start

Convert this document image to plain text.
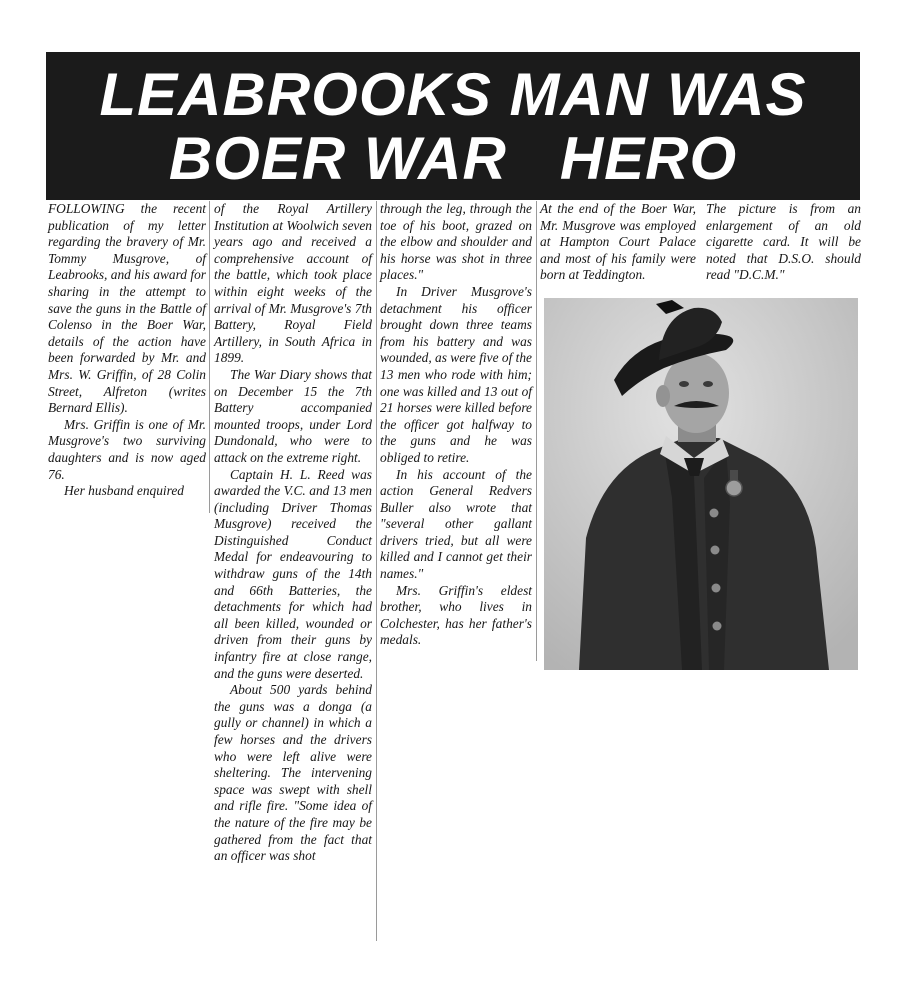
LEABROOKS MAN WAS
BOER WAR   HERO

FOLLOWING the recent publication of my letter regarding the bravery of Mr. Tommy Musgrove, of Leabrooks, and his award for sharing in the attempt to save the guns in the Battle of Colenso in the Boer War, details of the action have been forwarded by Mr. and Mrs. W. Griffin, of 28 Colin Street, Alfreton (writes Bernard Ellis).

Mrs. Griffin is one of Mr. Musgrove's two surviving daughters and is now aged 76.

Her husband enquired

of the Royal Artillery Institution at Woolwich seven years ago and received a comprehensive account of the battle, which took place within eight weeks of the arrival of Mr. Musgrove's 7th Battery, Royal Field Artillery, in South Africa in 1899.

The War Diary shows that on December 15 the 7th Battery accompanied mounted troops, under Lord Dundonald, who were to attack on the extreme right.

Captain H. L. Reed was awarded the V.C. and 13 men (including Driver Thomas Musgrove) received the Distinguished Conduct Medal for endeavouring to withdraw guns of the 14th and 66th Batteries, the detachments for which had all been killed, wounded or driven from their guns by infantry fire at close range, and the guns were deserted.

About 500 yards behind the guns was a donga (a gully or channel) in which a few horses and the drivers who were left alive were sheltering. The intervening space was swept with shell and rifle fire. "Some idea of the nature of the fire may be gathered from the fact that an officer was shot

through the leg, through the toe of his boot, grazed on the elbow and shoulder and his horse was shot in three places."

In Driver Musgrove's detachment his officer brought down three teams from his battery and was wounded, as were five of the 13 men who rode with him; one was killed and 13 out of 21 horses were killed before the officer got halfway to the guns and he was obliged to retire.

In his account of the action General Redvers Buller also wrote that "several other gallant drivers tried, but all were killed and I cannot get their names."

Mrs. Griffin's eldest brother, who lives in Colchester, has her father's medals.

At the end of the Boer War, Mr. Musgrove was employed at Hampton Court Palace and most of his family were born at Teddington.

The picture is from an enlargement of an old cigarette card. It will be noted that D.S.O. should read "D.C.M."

end

** GOAL **
Above are the records; reproduce them exactly and leave out the pictures.

** WRITTEN RESPONSE **
Convert this document image to plain text.
LEABROOKS MAN WAS
BOER WAR   HERO

FOLLOWING the recent publication of my letter regarding the bravery of Mr. Tommy Musgrove, of Leabrooks, and his award for sharing in the attempt to save the guns in the Battle of Colenso in the Boer War, details of the action have been forwarded by Mr. and Mrs. W. Griffin, of 28 Colin Street, Alfreton (writes Bernard Ellis).

Mrs. Griffin is one of Mr. Musgrove's two surviving daughters and is now aged 76.

Her husband enquired

of the Royal Artillery Institution at Woolwich seven years ago and received a comprehensive account of the battle, which took place within eight weeks of the arrival of Mr. Musgrove's 7th Battery, Royal Field Artillery, in South Africa in 1899.

The War Diary shows that on December 15 the 7th Battery accompanied mounted troops, under Lord Dundonald, who were to attack on the extreme right.

Captain H. L. Reed was awarded the V.C. and 13 men (including Driver Thomas Musgrove) received the Distinguished Conduct Medal for endeavouring to withdraw guns of the 14th and 66th Batteries, the detachments for which had all been killed, wounded or driven from their guns by infantry fire at close range, and the guns were deserted.

About 500 yards behind the guns was a donga (a gully or channel) in which a few horses and the drivers who were left alive were sheltering. The intervening space was swept with shell and rifle fire. "Some idea of the nature of the fire may be gathered from the fact that an officer was shot

through the leg, through the toe of his boot, grazed on the elbow and shoulder and his horse was shot in three places."

In Driver Musgrove's detachment his officer brought down three teams from his battery and was wounded, as were five of the 13 men who rode with him; one was killed and 13 out of 21 horses were killed before the officer got halfway to the guns and he was obliged to retire.

In his account of the action General Redvers Buller also wrote that "several other gallant drivers tried, but all were killed and I cannot get their names."

Mrs. Griffin's eldest brother, who lives in Colchester, has her father's medals.

At the end of the Boer War, Mr. Musgrove was employed at Hampton Court Palace and most of his family were born at Teddington.

The picture is from an enlargement of an old cigarette card. It will be noted that D.S.O. should read "D.C.M."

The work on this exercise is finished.